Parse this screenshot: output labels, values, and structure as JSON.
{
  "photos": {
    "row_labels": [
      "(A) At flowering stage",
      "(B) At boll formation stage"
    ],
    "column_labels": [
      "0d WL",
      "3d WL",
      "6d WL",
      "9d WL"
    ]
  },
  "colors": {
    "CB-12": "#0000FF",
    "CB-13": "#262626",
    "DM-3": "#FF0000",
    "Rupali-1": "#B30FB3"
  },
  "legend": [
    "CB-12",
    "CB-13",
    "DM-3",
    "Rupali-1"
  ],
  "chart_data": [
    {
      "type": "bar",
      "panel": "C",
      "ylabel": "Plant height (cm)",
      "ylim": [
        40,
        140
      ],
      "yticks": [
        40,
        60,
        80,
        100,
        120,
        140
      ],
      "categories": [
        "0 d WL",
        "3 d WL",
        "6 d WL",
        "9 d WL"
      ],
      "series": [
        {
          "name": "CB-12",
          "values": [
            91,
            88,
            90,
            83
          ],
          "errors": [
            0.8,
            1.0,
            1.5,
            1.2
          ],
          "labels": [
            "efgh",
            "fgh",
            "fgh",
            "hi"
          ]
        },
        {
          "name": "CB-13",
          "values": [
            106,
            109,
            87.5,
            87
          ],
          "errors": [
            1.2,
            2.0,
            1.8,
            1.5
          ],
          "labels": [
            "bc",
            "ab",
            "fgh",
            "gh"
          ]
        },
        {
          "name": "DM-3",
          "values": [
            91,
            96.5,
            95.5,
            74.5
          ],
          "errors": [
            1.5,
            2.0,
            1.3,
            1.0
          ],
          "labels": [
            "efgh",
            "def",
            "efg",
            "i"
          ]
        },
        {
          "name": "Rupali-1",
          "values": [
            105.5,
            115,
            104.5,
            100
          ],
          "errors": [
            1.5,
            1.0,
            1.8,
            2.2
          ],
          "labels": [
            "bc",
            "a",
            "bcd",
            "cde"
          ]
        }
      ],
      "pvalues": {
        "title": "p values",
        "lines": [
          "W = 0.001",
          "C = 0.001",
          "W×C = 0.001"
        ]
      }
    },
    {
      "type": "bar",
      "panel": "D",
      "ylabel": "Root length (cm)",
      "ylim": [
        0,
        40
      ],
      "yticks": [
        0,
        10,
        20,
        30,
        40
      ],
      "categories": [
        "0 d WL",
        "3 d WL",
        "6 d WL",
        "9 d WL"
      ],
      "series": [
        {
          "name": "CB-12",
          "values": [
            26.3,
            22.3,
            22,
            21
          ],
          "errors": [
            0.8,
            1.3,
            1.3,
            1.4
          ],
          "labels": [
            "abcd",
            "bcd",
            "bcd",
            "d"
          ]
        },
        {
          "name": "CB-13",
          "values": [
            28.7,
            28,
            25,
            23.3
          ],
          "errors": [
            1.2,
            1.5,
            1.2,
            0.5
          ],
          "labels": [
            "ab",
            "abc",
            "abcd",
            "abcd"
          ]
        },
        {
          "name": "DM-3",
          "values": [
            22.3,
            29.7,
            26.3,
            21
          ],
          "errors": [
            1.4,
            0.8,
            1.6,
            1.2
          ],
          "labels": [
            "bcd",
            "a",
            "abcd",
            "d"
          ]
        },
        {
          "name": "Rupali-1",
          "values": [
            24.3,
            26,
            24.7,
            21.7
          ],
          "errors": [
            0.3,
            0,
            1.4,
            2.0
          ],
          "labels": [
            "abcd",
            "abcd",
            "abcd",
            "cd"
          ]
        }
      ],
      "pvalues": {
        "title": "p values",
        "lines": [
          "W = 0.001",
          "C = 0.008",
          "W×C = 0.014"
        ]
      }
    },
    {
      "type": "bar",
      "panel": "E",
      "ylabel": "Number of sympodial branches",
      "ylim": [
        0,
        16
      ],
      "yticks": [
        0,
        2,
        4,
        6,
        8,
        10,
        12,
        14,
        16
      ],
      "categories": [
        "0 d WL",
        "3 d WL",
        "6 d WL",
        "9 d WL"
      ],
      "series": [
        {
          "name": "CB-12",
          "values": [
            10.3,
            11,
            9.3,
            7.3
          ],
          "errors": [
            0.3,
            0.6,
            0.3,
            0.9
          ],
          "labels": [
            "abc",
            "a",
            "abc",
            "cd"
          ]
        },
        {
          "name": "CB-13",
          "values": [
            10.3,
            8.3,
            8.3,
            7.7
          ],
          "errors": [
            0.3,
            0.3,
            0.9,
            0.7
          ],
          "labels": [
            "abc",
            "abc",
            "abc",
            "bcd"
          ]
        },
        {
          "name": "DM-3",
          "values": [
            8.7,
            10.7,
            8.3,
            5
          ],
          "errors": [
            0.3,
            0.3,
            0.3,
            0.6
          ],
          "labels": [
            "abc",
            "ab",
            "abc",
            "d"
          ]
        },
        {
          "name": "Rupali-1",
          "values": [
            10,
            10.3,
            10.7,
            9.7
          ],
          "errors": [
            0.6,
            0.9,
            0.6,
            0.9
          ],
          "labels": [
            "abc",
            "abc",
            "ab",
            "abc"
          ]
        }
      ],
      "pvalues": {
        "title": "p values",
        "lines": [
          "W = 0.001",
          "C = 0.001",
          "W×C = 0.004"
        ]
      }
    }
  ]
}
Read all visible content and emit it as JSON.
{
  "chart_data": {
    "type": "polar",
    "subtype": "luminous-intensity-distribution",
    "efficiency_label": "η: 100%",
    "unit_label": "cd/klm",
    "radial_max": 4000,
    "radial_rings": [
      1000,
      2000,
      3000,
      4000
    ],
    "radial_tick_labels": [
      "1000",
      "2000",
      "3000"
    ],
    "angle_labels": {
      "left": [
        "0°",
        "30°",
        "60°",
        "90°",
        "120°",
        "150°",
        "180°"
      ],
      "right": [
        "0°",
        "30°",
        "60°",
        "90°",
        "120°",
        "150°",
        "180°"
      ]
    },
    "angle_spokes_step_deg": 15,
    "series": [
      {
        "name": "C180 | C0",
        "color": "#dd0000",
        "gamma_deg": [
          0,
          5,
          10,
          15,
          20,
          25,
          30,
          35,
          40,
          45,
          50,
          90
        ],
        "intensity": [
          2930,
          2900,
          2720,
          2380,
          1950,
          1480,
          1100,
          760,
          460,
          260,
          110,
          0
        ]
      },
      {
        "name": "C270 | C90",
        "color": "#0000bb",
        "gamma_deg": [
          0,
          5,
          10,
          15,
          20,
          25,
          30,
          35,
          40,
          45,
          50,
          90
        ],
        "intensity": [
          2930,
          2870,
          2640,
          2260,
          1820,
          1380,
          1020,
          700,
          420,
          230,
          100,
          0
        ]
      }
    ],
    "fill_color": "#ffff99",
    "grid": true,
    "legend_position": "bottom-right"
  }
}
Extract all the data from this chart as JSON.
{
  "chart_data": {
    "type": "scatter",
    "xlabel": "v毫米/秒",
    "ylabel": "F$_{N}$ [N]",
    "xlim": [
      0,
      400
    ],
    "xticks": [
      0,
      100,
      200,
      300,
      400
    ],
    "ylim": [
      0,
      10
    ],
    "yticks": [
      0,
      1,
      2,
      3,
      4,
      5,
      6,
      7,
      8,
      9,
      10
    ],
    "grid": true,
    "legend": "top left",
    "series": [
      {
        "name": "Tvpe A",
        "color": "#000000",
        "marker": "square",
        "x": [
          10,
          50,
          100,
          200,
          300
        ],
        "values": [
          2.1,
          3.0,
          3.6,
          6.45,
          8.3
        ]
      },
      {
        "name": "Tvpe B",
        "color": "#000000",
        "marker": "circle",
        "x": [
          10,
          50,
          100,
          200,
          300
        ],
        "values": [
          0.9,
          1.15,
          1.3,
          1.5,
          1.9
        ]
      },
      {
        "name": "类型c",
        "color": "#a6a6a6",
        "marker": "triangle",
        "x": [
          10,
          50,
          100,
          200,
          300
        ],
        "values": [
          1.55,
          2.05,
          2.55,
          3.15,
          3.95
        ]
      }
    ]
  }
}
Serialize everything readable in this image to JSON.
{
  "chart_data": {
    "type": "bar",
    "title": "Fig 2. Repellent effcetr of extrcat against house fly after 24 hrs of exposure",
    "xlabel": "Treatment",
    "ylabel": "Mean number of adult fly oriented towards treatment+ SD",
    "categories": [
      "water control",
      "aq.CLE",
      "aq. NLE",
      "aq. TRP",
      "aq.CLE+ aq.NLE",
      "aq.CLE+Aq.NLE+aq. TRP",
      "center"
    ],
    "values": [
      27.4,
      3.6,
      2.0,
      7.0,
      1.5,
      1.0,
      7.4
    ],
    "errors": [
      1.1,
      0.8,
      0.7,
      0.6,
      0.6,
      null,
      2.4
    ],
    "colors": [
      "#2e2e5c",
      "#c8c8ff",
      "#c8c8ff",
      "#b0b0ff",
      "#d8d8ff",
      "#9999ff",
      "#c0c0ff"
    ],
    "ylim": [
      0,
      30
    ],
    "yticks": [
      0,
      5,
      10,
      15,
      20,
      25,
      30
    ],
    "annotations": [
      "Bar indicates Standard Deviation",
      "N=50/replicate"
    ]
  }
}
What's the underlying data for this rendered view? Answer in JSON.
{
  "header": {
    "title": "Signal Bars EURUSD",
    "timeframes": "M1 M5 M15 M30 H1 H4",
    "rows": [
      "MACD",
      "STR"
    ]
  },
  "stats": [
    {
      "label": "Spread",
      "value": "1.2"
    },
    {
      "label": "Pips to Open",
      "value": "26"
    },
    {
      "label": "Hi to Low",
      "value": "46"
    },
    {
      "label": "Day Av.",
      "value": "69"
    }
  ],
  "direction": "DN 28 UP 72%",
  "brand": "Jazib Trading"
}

********************

What to do = Everything from the line that contains "What's the underlying" through the end of the records must be duplicated exactly, and nothing outside that range.

Result =
What's the underlying data for this rendered view? Answer in JSON.
{
  "header": {
    "title": "Signal Bars EURUSD",
    "timeframes": "M1 M5 M15 M30 H1 H4",
    "rows": [
      "MACD",
      "STR"
    ]
  },
  "stats": [
    {
      "label": "Spread",
      "value": "1.2"
    },
    {
      "label": "Pips to Open",
      "value": "26"
    },
    {
      "label": "Hi to Low",
      "value": "46"
    },
    {
      "label": "Day Av.",
      "value": "69"
    }
  ],
  "direction": "DN 28 UP 72%",
  "brand": "Jazib Trading"
}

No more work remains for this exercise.